§ **Brief**:
Reproduce all the lines exactly as they stand, apart from the pictures.

Extracted data entries
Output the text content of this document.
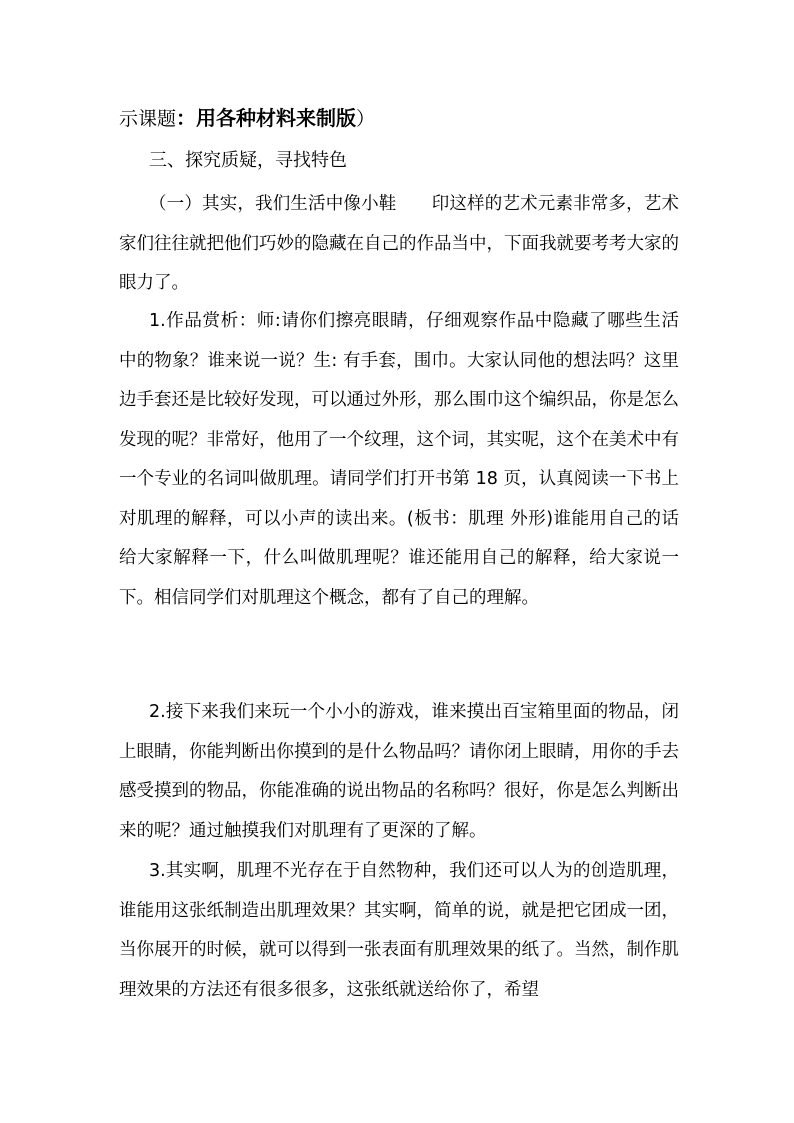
示课题：用各种材料来制版）
三、探究质疑，寻找特色

（一）其实，我们生活中像小鞋　　印这样的艺术元素非常多，艺术家们往往就把他们巧妙的隐藏在自己的作品当中，下面我就要考考大家的眼力了。

1.作品赏析：师:请你们擦亮眼睛，仔细观察作品中隐藏了哪些生活中的物象？谁来说一说？生: 有手套，围巾。大家认同他的想法吗？这里边手套还是比较好发现，可以通过外形，那么围巾这个编织品，你是怎么发现的呢？非常好，他用了一个纹理，这个词，其实呢，这个在美术中有一个专业的名词叫做肌理。请同学们打开书第 18 页，认真阅读一下书上对肌理的解释，可以小声的读出来。(板书：肌理 外形)谁能用自己的话给大家解释一下，什么叫做肌理呢？谁还能用自己的解释，给大家说一下。相信同学们对肌理这个概念，都有了自己的理解。

2.接下来我们来玩一个小小的游戏，谁来摸出百宝箱里面的物品，闭上眼睛，你能判断出你摸到的是什么物品吗？请你闭上眼睛，用你的手去感受摸到的物品，你能准确的说出物品的名称吗？很好，你是怎么判断出来的呢？通过触摸我们对肌理有了更深的了解。

3.其实啊，肌理不光存在于自然物种，我们还可以人为的创造肌理，谁能用这张纸制造出肌理效果？其实啊，简单的说，就是把它团成一团，当你展开的时候，就可以得到一张表面有肌理效果的纸了。当然，制作肌理效果的方法还有很多很多，这张纸就送给你了，希望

§ **Completed exercise**:
Output the text content of this document.
示课题：用各种材料来制版）
三、探究质疑，寻找特色

（一）其实，我们生活中像小鞋　　印这样的艺术元素非常多，艺术家们往往就把他们巧妙的隐藏在自己的作品当中，下面我就要考考大家的眼力了。

1.作品赏析：师:请你们擦亮眼睛，仔细观察作品中隐藏了哪些生活中的物象？谁来说一说？生: 有手套，围巾。大家认同他的想法吗？这里边手套还是比较好发现，可以通过外形，那么围巾这个编织品，你是怎么发现的呢？非常好，他用了一个纹理，这个词，其实呢，这个在美术中有一个专业的名词叫做肌理。请同学们打开书第 18 页，认真阅读一下书上对肌理的解释，可以小声的读出来。(板书：肌理 外形)谁能用自己的话给大家解释一下，什么叫做肌理呢？谁还能用自己的解释，给大家说一下。相信同学们对肌理这个概念，都有了自己的理解。

2.接下来我们来玩一个小小的游戏，谁来摸出百宝箱里面的物品，闭上眼睛，你能判断出你摸到的是什么物品吗？请你闭上眼睛，用你的手去感受摸到的物品，你能准确的说出物品的名称吗？很好，你是怎么判断出来的呢？通过触摸我们对肌理有了更深的了解。

3.其实啊，肌理不光存在于自然物种，我们还可以人为的创造肌理，谁能用这张纸制造出肌理效果？其实啊，简单的说，就是把它团成一团，当你展开的时候，就可以得到一张表面有肌理效果的纸了。当然，制作肌理效果的方法还有很多很多，这张纸就送给你了，希望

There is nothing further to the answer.